◆ **What is needed**:
Extract the text of every entry below exactly; leave images out.

◆ **Structured figure records**:
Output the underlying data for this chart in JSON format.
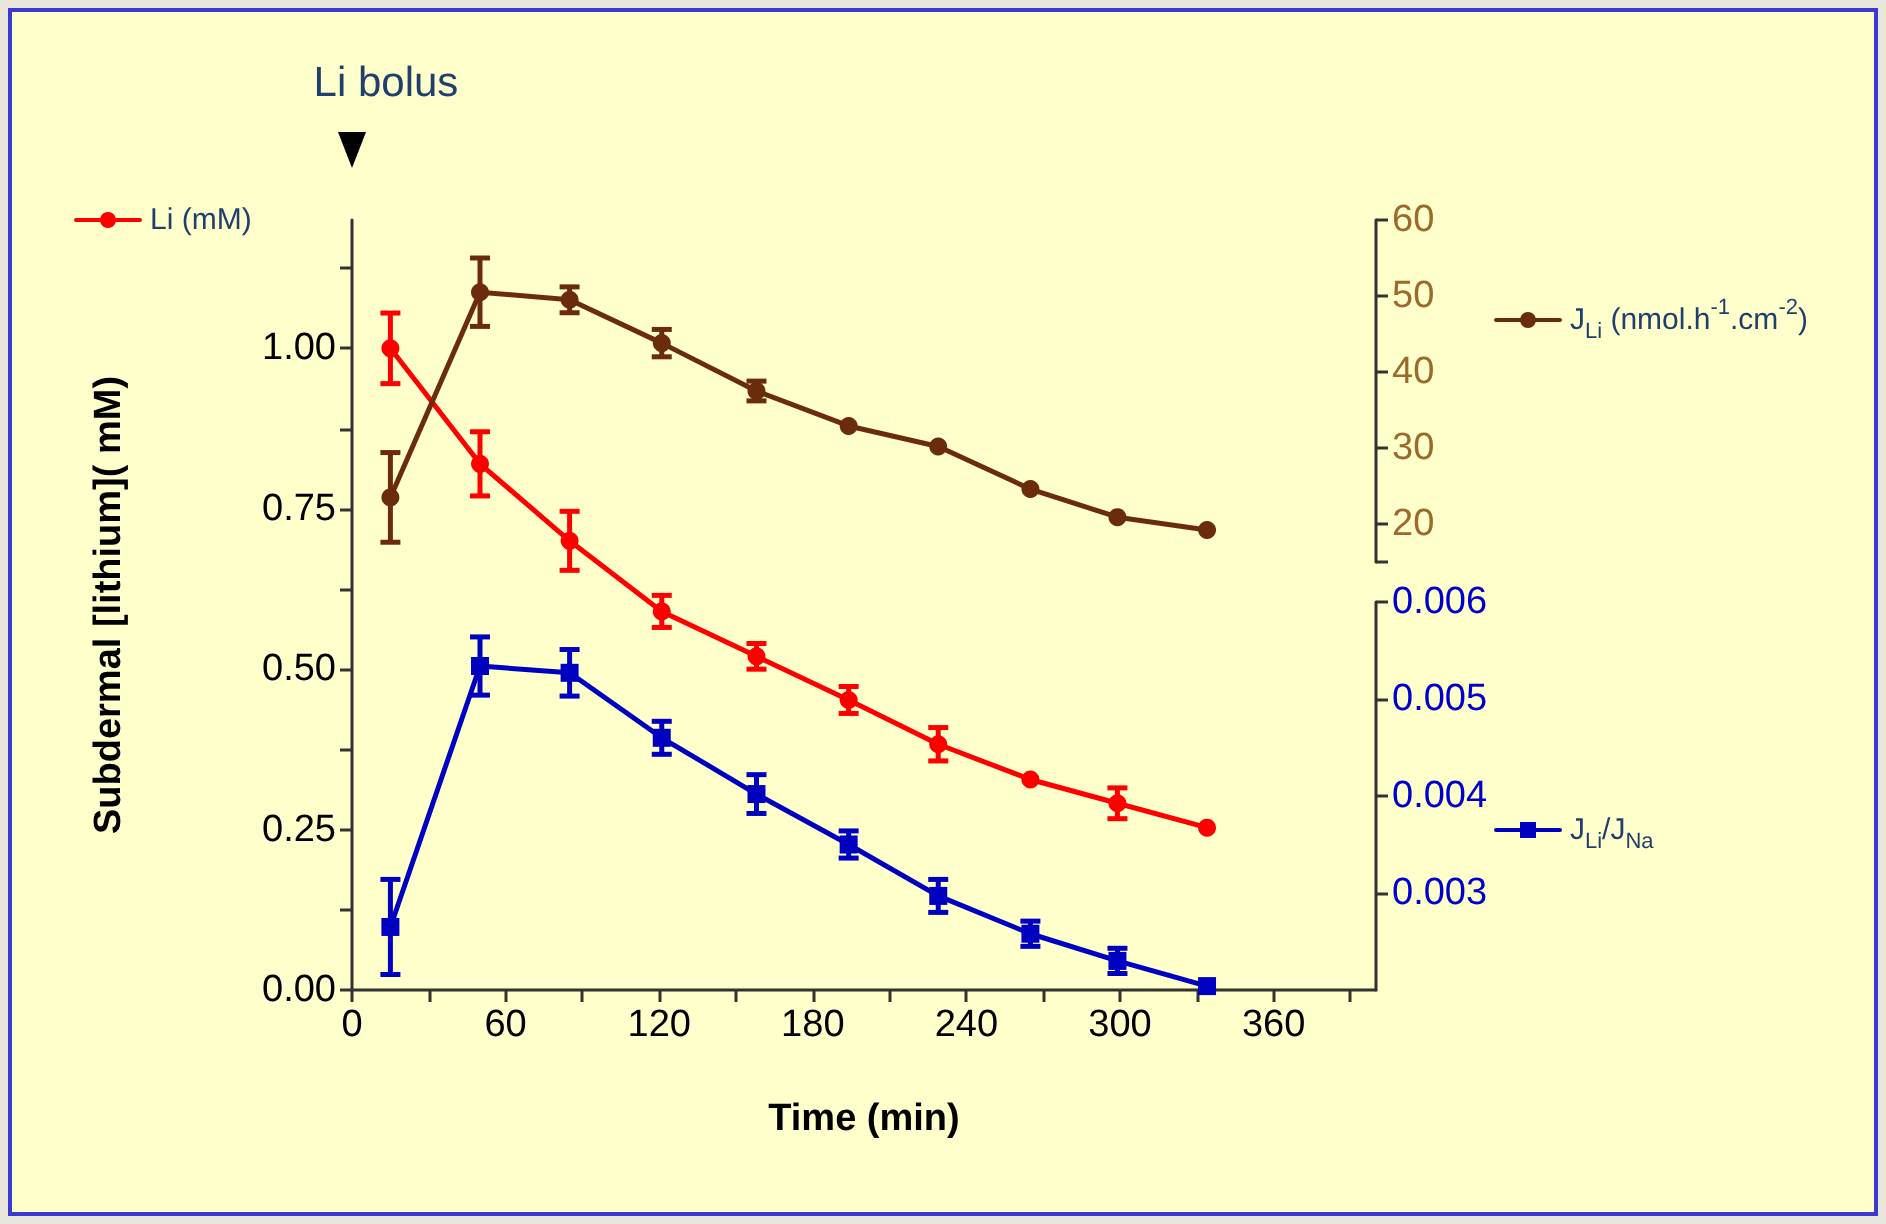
{
  "chart_data": {
    "type": "line",
    "xlabel": "Time (min)",
    "ylabel": "Subdermal [lithium]( mM)",
    "x": [
      15,
      50,
      85,
      121,
      158,
      194,
      229,
      265,
      299,
      334
    ],
    "xlim": [
      0,
      400
    ],
    "xticks": [
      0,
      {
        "value": 30,
        "label": null
      },
      60,
      {
        "value": 90,
        "label": null
      },
      120,
      {
        "value": 150,
        "label": null
      },
      180,
      {
        "value": 210,
        "label": null
      },
      240,
      {
        "value": 270,
        "label": null
      },
      300,
      {
        "value": 330,
        "label": null
      },
      360,
      {
        "value": 390,
        "label": null
      }
    ],
    "ylim": [
      0,
      1.2
    ],
    "yticks": [
      {
        "value": 0,
        "label": "0.00"
      },
      {
        "value": 0.125,
        "label": null
      },
      {
        "value": 0.25,
        "label": "0.25"
      },
      {
        "value": 0.375,
        "label": null
      },
      {
        "value": 0.5,
        "label": "0.50"
      },
      {
        "value": 0.625,
        "label": null
      },
      {
        "value": 0.75,
        "label": "0.75"
      },
      {
        "value": 0.875,
        "label": null
      },
      {
        "value": 1,
        "label": "1.00"
      },
      {
        "value": 1.125,
        "label": null
      }
    ],
    "y2lim": [
      15,
      60
    ],
    "y2ticks": [
      {
        "value": 15,
        "label": null
      },
      20,
      30,
      40,
      50,
      60
    ],
    "y3lim": [
      0.002,
      0.006
    ],
    "y3ticks": [
      0.003,
      0.004,
      0.005,
      0.006
    ],
    "grid": false,
    "legend": "right",
    "annotations": [
      "Li bolus"
    ],
    "series": [
      {
        "name": "Li (mM)",
        "color": "#ff0000",
        "marker": "circle",
        "values": [
          1.0,
          0.82,
          0.7,
          0.59,
          0.52,
          0.452,
          0.383,
          0.328,
          0.291,
          0.253
        ],
        "errors": [
          0.055,
          0.05,
          0.046,
          0.025,
          0.02,
          0.021,
          0.026,
          null,
          0.024,
          null
        ]
      },
      {
        "name": "J$_{Li}$ (nmol.h$^{-1}$.cm$^{-2}$)",
        "color": "#6b2c0c",
        "marker": "circle",
        "axis": "y2",
        "values": [
          23.5,
          50.5,
          49.5,
          43.8,
          37.5,
          32.9,
          30.2,
          24.6,
          20.9,
          19.2
        ],
        "errors": [
          5.9,
          4.5,
          1.7,
          1.8,
          1.3,
          null,
          null,
          null,
          null,
          null
        ]
      },
      {
        "name": "J$_{Li}$/J$_{Na}$",
        "color": "#0000c0",
        "marker": "square",
        "axis": "y3",
        "values": [
          0.00265,
          0.00534,
          0.00527,
          0.0046,
          0.00402,
          0.0035,
          0.00297,
          0.00258,
          0.0023,
          0.00204
        ],
        "errors": [
          0.00049,
          0.0003,
          0.00024,
          0.00017,
          0.0002,
          0.00014,
          0.00017,
          0.00013,
          0.00013,
          null
        ]
      }
    ]
  }
}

◆ **Reply**:
Output the underlying data for this chart in JSON format.
{
  "chart_data": {
    "type": "line",
    "xlabel": "Time (min)",
    "ylabel": "Subdermal [lithium]( mM)",
    "x": [
      15,
      50,
      85,
      121,
      158,
      194,
      229,
      265,
      299,
      334
    ],
    "xlim": [
      0,
      400
    ],
    "xticks": [
      0,
      {
        "value": 30,
        "label": null
      },
      60,
      {
        "value": 90,
        "label": null
      },
      120,
      {
        "value": 150,
        "label": null
      },
      180,
      {
        "value": 210,
        "label": null
      },
      240,
      {
        "value": 270,
        "label": null
      },
      300,
      {
        "value": 330,
        "label": null
      },
      360,
      {
        "value": 390,
        "label": null
      }
    ],
    "ylim": [
      0,
      1.2
    ],
    "yticks": [
      {
        "value": 0,
        "label": "0.00"
      },
      {
        "value": 0.125,
        "label": null
      },
      {
        "value": 0.25,
        "label": "0.25"
      },
      {
        "value": 0.375,
        "label": null
      },
      {
        "value": 0.5,
        "label": "0.50"
      },
      {
        "value": 0.625,
        "label": null
      },
      {
        "value": 0.75,
        "label": "0.75"
      },
      {
        "value": 0.875,
        "label": null
      },
      {
        "value": 1,
        "label": "1.00"
      },
      {
        "value": 1.125,
        "label": null
      }
    ],
    "y2lim": [
      15,
      60
    ],
    "y2ticks": [
      {
        "value": 15,
        "label": null
      },
      20,
      30,
      40,
      50,
      60
    ],
    "y3lim": [
      0.002,
      0.006
    ],
    "y3ticks": [
      0.003,
      0.004,
      0.005,
      0.006
    ],
    "grid": false,
    "legend": "right",
    "annotations": [
      "Li bolus"
    ],
    "series": [
      {
        "name": "Li (mM)",
        "color": "#ff0000",
        "marker": "circle",
        "values": [
          1.0,
          0.82,
          0.7,
          0.59,
          0.52,
          0.452,
          0.383,
          0.328,
          0.291,
          0.253
        ],
        "errors": [
          0.055,
          0.05,
          0.046,
          0.025,
          0.02,
          0.021,
          0.026,
          null,
          0.024,
          null
        ]
      },
      {
        "name": "J$_{Li}$ (nmol.h$^{-1}$.cm$^{-2}$)",
        "color": "#6b2c0c",
        "marker": "circle",
        "axis": "y2",
        "values": [
          23.5,
          50.5,
          49.5,
          43.8,
          37.5,
          32.9,
          30.2,
          24.6,
          20.9,
          19.2
        ],
        "errors": [
          5.9,
          4.5,
          1.7,
          1.8,
          1.3,
          null,
          null,
          null,
          null,
          null
        ]
      },
      {
        "name": "J$_{Li}$/J$_{Na}$",
        "color": "#0000c0",
        "marker": "square",
        "axis": "y3",
        "values": [
          0.00265,
          0.00534,
          0.00527,
          0.0046,
          0.00402,
          0.0035,
          0.00297,
          0.00258,
          0.0023,
          0.00204
        ],
        "errors": [
          0.00049,
          0.0003,
          0.00024,
          0.00017,
          0.0002,
          0.00014,
          0.00017,
          0.00013,
          0.00013,
          null
        ]
      }
    ]
  }
}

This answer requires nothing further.